Exactly reproduce the lines that follow.

▶ PROVIDED MATERIAL:
%%
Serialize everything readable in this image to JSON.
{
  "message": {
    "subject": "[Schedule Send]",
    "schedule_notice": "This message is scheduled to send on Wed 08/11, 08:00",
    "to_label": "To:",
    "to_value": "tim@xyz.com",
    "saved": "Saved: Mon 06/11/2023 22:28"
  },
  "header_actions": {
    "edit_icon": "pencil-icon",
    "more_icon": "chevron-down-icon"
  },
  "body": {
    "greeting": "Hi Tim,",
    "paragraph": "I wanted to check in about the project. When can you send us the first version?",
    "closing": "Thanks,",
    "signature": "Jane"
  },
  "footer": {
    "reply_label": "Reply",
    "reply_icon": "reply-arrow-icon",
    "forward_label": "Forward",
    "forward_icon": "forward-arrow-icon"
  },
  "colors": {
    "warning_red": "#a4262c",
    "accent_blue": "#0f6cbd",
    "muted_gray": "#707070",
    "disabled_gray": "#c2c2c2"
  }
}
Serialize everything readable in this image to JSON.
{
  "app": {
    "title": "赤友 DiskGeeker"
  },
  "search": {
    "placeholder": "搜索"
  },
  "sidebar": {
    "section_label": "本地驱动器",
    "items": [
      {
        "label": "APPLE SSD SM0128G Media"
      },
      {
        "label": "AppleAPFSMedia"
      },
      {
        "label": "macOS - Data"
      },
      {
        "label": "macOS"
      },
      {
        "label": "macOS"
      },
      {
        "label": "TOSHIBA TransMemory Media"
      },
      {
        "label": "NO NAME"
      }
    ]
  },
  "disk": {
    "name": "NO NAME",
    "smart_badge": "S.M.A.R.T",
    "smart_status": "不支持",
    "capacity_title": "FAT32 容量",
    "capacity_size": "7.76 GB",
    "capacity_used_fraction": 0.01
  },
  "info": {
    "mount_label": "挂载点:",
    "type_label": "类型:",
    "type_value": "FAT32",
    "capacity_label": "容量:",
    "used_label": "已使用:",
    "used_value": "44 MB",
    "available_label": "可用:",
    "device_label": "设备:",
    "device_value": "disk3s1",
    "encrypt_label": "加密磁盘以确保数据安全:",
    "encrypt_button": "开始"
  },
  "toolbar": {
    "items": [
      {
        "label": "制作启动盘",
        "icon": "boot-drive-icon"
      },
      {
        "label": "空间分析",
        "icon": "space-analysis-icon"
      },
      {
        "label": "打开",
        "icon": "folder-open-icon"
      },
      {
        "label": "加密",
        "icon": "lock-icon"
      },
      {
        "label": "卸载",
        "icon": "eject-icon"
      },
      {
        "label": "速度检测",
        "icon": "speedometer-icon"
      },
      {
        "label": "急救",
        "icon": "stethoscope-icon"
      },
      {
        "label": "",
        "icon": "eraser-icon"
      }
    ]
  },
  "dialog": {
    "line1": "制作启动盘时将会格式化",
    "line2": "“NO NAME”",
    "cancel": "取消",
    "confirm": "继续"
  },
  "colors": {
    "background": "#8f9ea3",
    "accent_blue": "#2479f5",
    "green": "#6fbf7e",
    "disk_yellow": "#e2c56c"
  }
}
%%
▶ COMPLETED TASK:
Serialize everything readable in this image to JSON.
{
  "message": {
    "subject": "[Schedule Send]",
    "schedule_notice": "This message is scheduled to send on Wed 08/11, 08:00",
    "to_label": "To:",
    "to_value": "tim@xyz.com",
    "saved": "Saved: Mon 06/11/2023 22:28"
  },
  "header_actions": {
    "edit_icon": "pencil-icon",
    "more_icon": "chevron-down-icon"
  },
  "body": {
    "greeting": "Hi Tim,",
    "paragraph": "I wanted to check in about the project. When can you send us the first version?",
    "closing": "Thanks,",
    "signature": "Jane"
  },
  "footer": {
    "reply_label": "Reply",
    "reply_icon": "reply-arrow-icon",
    "forward_label": "Forward",
    "forward_icon": "forward-arrow-icon"
  },
  "colors": {
    "warning_red": "#a4262c",
    "accent_blue": "#0f6cbd",
    "muted_gray": "#707070",
    "disabled_gray": "#c2c2c2"
  }
}
Serialize everything readable in this image to JSON.
{
  "app": {
    "title": "赤友 DiskGeeker"
  },
  "search": {
    "placeholder": "搜索"
  },
  "sidebar": {
    "section_label": "本地驱动器",
    "items": [
      {
        "label": "APPLE SSD SM0128G Media"
      },
      {
        "label": "AppleAPFSMedia"
      },
      {
        "label": "macOS - Data"
      },
      {
        "label": "macOS"
      },
      {
        "label": "macOS"
      },
      {
        "label": "TOSHIBA TransMemory Media"
      },
      {
        "label": "NO NAME"
      }
    ]
  },
  "disk": {
    "name": "NO NAME",
    "smart_badge": "S.M.A.R.T",
    "smart_status": "不支持",
    "capacity_title": "FAT32 容量",
    "capacity_size": "7.76 GB",
    "capacity_used_fraction": 0.01
  },
  "info": {
    "mount_label": "挂载点:",
    "type_label": "类型:",
    "type_value": "FAT32",
    "capacity_label": "容量:",
    "used_label": "已使用:",
    "used_value": "44 MB",
    "available_label": "可用:",
    "device_label": "设备:",
    "device_value": "disk3s1",
    "encrypt_label": "加密磁盘以确保数据安全:",
    "encrypt_button": "开始"
  },
  "toolbar": {
    "items": [
      {
        "label": "制作启动盘",
        "icon": "boot-drive-icon"
      },
      {
        "label": "空间分析",
        "icon": "space-analysis-icon"
      },
      {
        "label": "打开",
        "icon": "folder-open-icon"
      },
      {
        "label": "加密",
        "icon": "lock-icon"
      },
      {
        "label": "卸载",
        "icon": "eject-icon"
      },
      {
        "label": "速度检测",
        "icon": "speedometer-icon"
      },
      {
        "label": "急救",
        "icon": "stethoscope-icon"
      },
      {
        "label": "",
        "icon": "eraser-icon"
      }
    ]
  },
  "dialog": {
    "line1": "制作启动盘时将会格式化",
    "line2": "“NO NAME”",
    "cancel": "取消",
    "confirm": "继续"
  },
  "colors": {
    "background": "#8f9ea3",
    "accent_blue": "#2479f5",
    "green": "#6fbf7e",
    "disk_yellow": "#e2c56c"
  }
}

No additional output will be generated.